> _Problem description_
Locate every line in the records below that holds the word "support" and return each one.

Rows from a dataset
**********
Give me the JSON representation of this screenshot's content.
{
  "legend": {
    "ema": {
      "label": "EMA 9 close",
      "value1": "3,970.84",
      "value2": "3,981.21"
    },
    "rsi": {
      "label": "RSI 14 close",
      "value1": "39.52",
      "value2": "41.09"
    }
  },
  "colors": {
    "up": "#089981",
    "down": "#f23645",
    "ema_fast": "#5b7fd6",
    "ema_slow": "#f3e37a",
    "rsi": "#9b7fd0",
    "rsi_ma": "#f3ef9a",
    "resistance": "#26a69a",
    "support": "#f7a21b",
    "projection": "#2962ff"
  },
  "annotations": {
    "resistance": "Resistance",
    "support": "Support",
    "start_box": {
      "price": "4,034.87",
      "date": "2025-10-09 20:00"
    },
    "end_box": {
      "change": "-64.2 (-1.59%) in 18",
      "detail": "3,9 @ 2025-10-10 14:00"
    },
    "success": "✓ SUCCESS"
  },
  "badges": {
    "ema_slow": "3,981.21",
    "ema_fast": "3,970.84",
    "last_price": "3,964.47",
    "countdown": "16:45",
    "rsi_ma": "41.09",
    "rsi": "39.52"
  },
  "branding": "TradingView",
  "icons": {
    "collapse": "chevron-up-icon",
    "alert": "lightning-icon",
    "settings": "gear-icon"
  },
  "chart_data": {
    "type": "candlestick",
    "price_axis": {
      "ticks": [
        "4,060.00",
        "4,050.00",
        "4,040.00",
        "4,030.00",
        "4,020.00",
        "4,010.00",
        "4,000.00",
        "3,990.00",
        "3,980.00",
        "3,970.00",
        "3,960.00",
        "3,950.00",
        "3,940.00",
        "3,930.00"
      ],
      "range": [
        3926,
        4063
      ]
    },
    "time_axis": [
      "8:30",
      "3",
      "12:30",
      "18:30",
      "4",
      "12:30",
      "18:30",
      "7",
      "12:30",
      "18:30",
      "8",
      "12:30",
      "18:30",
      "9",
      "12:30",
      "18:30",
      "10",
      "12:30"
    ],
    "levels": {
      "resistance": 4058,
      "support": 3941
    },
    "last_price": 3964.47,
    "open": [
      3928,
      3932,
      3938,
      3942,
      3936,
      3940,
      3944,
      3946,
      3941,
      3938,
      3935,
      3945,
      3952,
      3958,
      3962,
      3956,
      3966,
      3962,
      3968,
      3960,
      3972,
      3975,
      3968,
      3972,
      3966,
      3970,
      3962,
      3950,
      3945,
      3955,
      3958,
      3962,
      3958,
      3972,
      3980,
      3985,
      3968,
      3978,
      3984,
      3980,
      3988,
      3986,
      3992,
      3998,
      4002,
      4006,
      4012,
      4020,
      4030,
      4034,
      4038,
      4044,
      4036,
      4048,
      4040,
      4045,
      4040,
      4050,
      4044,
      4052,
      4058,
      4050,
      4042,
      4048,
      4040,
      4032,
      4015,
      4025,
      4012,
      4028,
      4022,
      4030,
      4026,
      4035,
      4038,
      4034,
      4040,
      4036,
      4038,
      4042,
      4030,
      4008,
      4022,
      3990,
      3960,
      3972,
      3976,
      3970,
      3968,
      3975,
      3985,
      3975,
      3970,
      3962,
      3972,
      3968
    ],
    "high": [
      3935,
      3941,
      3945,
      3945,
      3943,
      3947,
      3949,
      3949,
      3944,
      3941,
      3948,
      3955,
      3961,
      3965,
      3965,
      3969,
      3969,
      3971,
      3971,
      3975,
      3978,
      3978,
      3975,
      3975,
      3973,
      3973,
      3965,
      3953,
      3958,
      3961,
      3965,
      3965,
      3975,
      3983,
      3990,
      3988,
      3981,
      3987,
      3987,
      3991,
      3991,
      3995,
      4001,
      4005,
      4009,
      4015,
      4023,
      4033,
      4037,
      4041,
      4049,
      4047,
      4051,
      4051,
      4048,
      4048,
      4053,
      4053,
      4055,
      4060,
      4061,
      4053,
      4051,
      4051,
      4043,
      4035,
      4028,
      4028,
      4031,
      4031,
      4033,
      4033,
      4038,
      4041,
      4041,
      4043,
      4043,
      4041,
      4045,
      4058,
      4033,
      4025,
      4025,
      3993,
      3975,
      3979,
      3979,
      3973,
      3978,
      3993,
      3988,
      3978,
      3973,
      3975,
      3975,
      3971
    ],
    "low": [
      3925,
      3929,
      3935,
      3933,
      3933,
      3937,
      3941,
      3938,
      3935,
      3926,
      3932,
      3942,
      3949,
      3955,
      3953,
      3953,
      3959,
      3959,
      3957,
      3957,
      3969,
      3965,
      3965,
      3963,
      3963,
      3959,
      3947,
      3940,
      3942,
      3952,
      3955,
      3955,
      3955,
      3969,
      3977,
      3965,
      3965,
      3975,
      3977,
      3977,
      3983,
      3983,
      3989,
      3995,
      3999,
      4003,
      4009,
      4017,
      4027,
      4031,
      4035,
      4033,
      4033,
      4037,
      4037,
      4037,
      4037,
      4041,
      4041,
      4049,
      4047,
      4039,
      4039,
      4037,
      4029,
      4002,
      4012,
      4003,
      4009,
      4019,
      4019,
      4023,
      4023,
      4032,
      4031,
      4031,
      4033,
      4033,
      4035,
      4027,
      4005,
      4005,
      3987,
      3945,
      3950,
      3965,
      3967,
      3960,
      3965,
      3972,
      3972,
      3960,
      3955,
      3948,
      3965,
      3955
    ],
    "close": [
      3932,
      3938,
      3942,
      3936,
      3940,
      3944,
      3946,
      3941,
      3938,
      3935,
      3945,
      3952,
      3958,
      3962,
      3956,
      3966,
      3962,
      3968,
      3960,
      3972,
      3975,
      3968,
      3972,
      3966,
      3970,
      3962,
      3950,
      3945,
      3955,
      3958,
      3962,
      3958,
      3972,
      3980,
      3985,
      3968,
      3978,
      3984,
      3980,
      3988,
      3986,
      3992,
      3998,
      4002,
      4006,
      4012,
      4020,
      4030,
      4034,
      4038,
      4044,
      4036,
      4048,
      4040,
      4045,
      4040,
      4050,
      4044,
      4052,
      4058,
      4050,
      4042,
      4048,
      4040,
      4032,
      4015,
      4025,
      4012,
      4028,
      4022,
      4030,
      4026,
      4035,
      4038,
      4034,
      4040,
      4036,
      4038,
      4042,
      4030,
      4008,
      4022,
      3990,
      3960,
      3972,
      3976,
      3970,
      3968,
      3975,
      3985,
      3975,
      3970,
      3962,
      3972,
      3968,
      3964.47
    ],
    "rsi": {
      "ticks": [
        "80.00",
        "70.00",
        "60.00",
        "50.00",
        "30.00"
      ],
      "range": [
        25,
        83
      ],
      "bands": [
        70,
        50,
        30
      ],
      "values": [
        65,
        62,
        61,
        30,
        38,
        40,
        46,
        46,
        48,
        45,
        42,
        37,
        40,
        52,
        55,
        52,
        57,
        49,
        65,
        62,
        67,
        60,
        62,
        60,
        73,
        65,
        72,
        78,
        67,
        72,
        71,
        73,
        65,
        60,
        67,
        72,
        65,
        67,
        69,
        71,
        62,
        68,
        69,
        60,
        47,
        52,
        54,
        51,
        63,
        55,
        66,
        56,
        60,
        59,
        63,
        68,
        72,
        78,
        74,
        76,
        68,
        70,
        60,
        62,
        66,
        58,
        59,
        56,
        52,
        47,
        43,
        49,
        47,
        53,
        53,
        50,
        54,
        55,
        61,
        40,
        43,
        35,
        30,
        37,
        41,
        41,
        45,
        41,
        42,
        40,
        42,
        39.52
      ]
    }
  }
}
**********
> _Response_
    "support": "#f7a21b",
    "support": "Support",
      "support": 3941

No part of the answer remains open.